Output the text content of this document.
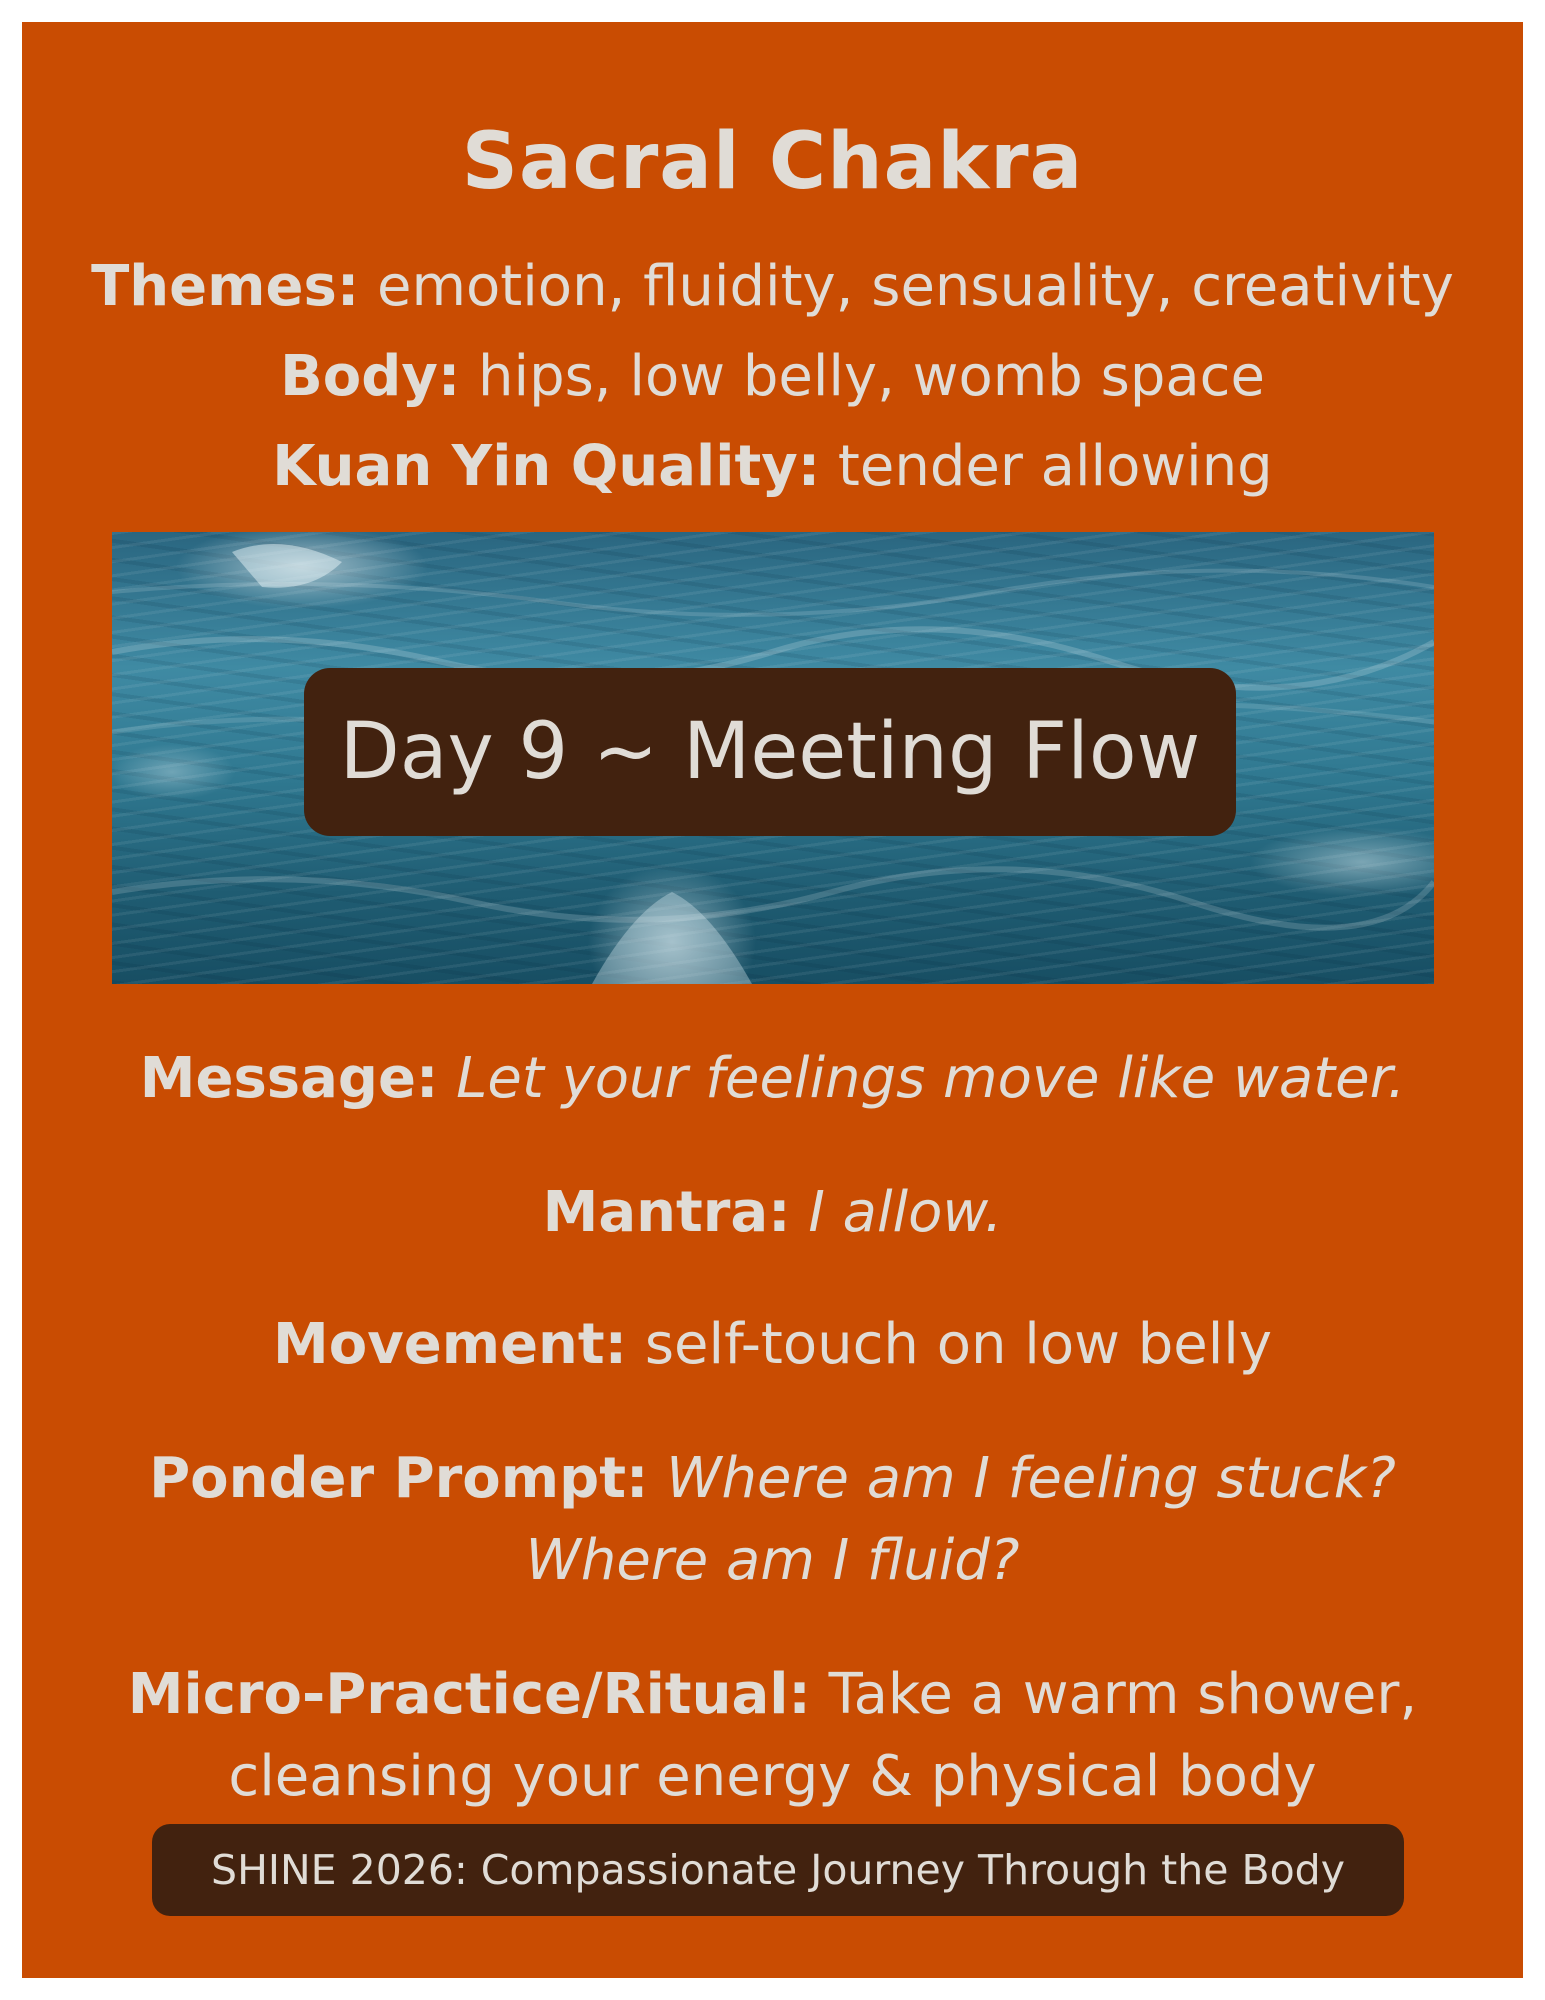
Sacral Chakra
Themes: emotion, fluidity, sensuality, creativity
Body: hips, low belly, womb space
Kuan Yin Quality: tender allowing
Day 9 ~ Meeting Flow
Message: Let your feelings move like water.
Mantra: I allow.
Movement: self-touch on low belly
Ponder Prompt: Where am I feeling stuck?
Where am I fluid?
Micro-Practice/Ritual: Take a warm shower,
cleansing your energy & physical body
SHINE 2026: Compassionate Journey Through the Body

**Your task**.
Repeat the records above exactly, leaving out any pictures they contain.

**Result of this task**.
Output the text content of this document.
Sacral Chakra
Themes: emotion, fluidity, sensuality, creativity
Body: hips, low belly, womb space
Kuan Yin Quality: tender allowing
Day 9 ~ Meeting Flow
Message: Let your feelings move like water.
Mantra: I allow.
Movement: self-touch on low belly
Ponder Prompt: Where am I feeling stuck?
Where am I fluid?
Micro-Practice/Ritual: Take a warm shower,
cleansing your energy & physical body
SHINE 2026: Compassionate Journey Through the Body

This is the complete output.